> [Required work] Each record that follows should be repeated exactly, minus any images.

(Collection entries)
-*-

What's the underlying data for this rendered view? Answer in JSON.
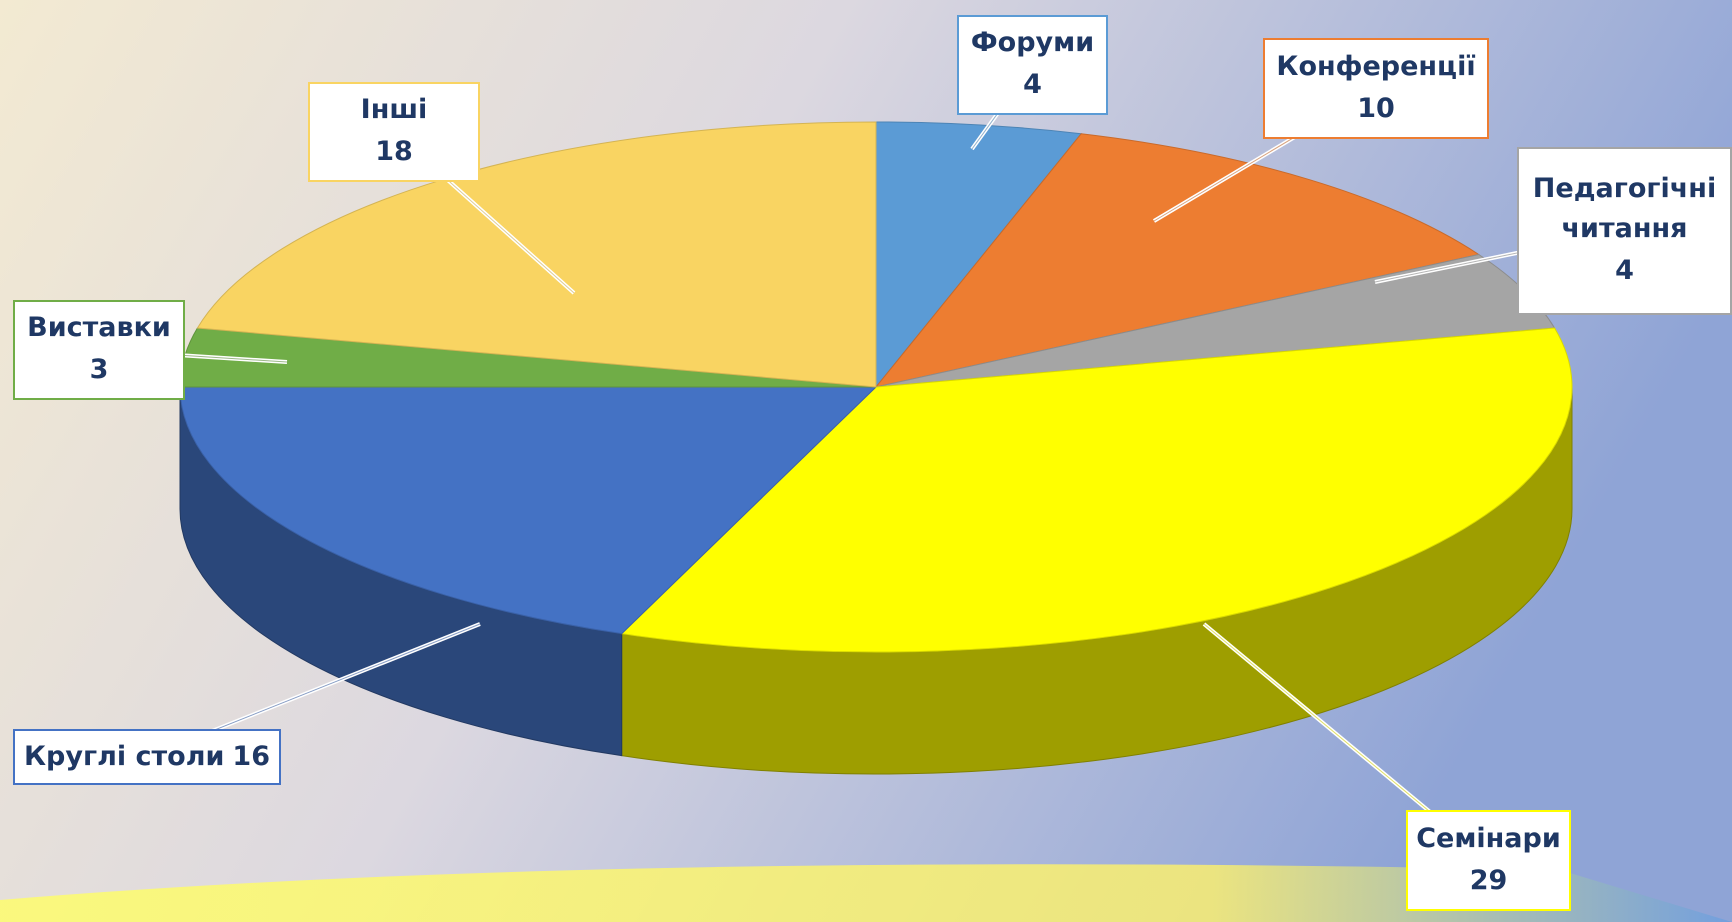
{
  "chart_data": {
    "type": "pie3d",
    "categories": [
      "Форуми",
      "Конференції",
      "Педагогічні читання",
      "Семінари",
      "Круглі столи",
      "Виставки",
      "Інші"
    ],
    "values": [
      4,
      10,
      4,
      29,
      16,
      3,
      18
    ],
    "colors": [
      "#5b9bd5",
      "#ed7d31",
      "#a5a5a5",
      "#ffff00",
      "#4472c4",
      "#70ad47",
      "#f9d462"
    ]
  }
}
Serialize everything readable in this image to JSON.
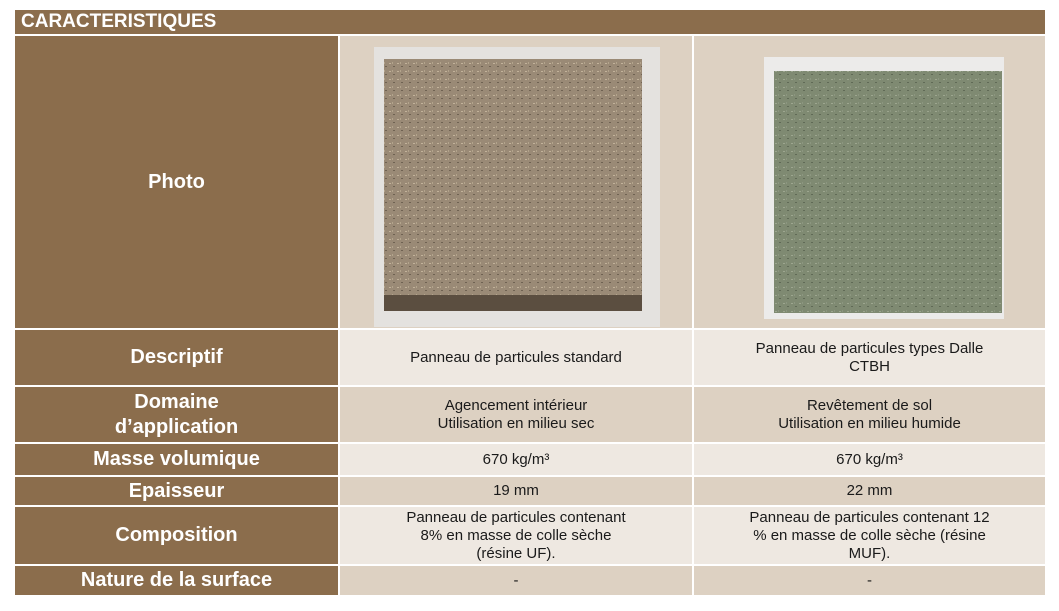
{
  "header": {
    "title": "CARACTERISTIQUES"
  },
  "table": {
    "rows": [
      {
        "label": "Photo"
      },
      {
        "label": "Descriptif",
        "cells": [
          "Panneau de particules standard",
          "Panneau de particules types Dalle\nCTBH"
        ]
      },
      {
        "label": "Domaine\nd’application",
        "cells": [
          "Agencement intérieur\nUtilisation en milieu sec",
          "Revêtement de sol\nUtilisation en milieu humide"
        ]
      },
      {
        "label": "Masse volumique",
        "cells": [
          "670 kg/m³",
          "670 kg/m³"
        ]
      },
      {
        "label": "Epaisseur",
        "cells": [
          "19 mm",
          "22 mm"
        ]
      },
      {
        "label": "Composition",
        "cells": [
          "Panneau de particules contenant\n8% en masse de colle sèche\n(résine UF).",
          "Panneau de particules contenant 12\n% en masse de colle sèche (résine\nMUF)."
        ]
      },
      {
        "label": "Nature de la surface",
        "cells": [
          "-",
          "-"
        ]
      }
    ]
  }
}
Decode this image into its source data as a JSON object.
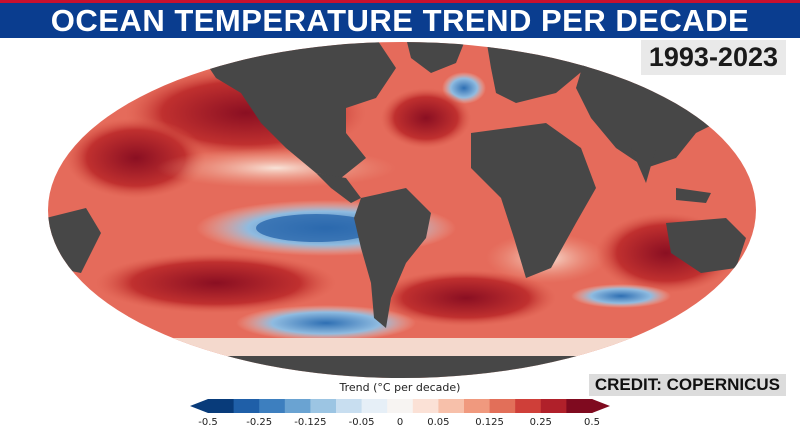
{
  "title": "OCEAN TEMPERATURE TREND PER DECADE",
  "period": "1993-2023",
  "credit": "CREDIT: COPERNICUS",
  "colors": {
    "banner_bg": "#0a3d8f",
    "banner_stripe": "#c8102e",
    "land": "#474747",
    "ocean_base": "#e56b5b"
  },
  "legend": {
    "title": "Trend (°C per decade)",
    "swatches": [
      "#083b7a",
      "#1f5fa8",
      "#3d7fbf",
      "#6aa3d2",
      "#9cc5e3",
      "#c8def0",
      "#e6eff7",
      "#f7f4f2",
      "#fbe1d6",
      "#f7c0aa",
      "#f0997e",
      "#e26f59",
      "#cf3f39",
      "#b0202a",
      "#7f0a1f"
    ],
    "ticks": [
      "-0.5",
      "-0.25",
      "-0.125",
      "-0.05",
      "0",
      "0.05",
      "0.125",
      "0.25",
      "0.5"
    ]
  }
}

-*-

> [Right answer]
What's the underlying data for this rendered view? Answer in JSON.
{
  "chart_data": {
    "type": "pie3d",
    "categories": [
      "Форуми",
      "Конференції",
      "Педагогічні читання",
      "Семінари",
      "Круглі столи",
      "Виставки",
      "Інші"
    ],
    "values": [
      4,
      10,
      4,
      29,
      16,
      3,
      18
    ],
    "colors": [
      "#5b9bd5",
      "#ed7d31",
      "#a5a5a5",
      "#ffff00",
      "#4472c4",
      "#70ad47",
      "#f9d462"
    ]
  }
}
Serialize everything readable in this image to JSON.
{
  "header": {
    "title": "CARACTERISTIQUES"
  },
  "table": {
    "rows": [
      {
        "label": "Photo"
      },
      {
        "label": "Descriptif",
        "cells": [
          "Panneau de particules standard",
          "Panneau de particules types Dalle\nCTBH"
        ]
      },
      {
        "label": "Domaine\nd’application",
        "cells": [
          "Agencement intérieur\nUtilisation en milieu sec",
          "Revêtement de sol\nUtilisation en milieu humide"
        ]
      },
      {
        "label": "Masse volumique",
        "cells": [
          "670 kg/m³",
          "670 kg/m³"
        ]
      },
      {
        "label": "Epaisseur",
        "cells": [
          "19 mm",
          "22 mm"
        ]
      },
      {
        "label": "Composition",
        "cells": [
          "Panneau de particules contenant\n8% en masse de colle sèche\n(résine UF).",
          "Panneau de particules contenant 12\n% en masse de colle sèche (résine\nMUF)."
        ]
      },
      {
        "label": "Nature de la surface",
        "cells": [
          "-",
          "-"
        ]
      }
    ]
  }
}
Decode this image into its source data as a JSON object.
{
  "title": "OCEAN TEMPERATURE TREND PER DECADE",
  "period": "1993-2023",
  "credit": "CREDIT: COPERNICUS",
  "colors": {
    "banner_bg": "#0a3d8f",
    "banner_stripe": "#c8102e",
    "land": "#474747",
    "ocean_base": "#e56b5b"
  },
  "legend": {
    "title": "Trend (°C per decade)",
    "swatches": [
      "#083b7a",
      "#1f5fa8",
      "#3d7fbf",
      "#6aa3d2",
      "#9cc5e3",
      "#c8def0",
      "#e6eff7",
      "#f7f4f2",
      "#fbe1d6",
      "#f7c0aa",
      "#f0997e",
      "#e26f59",
      "#cf3f39",
      "#b0202a",
      "#7f0a1f"
    ],
    "ticks": [
      "-0.5",
      "-0.25",
      "-0.125",
      "-0.05",
      "0",
      "0.05",
      "0.125",
      "0.25",
      "0.5"
    ]
  }
}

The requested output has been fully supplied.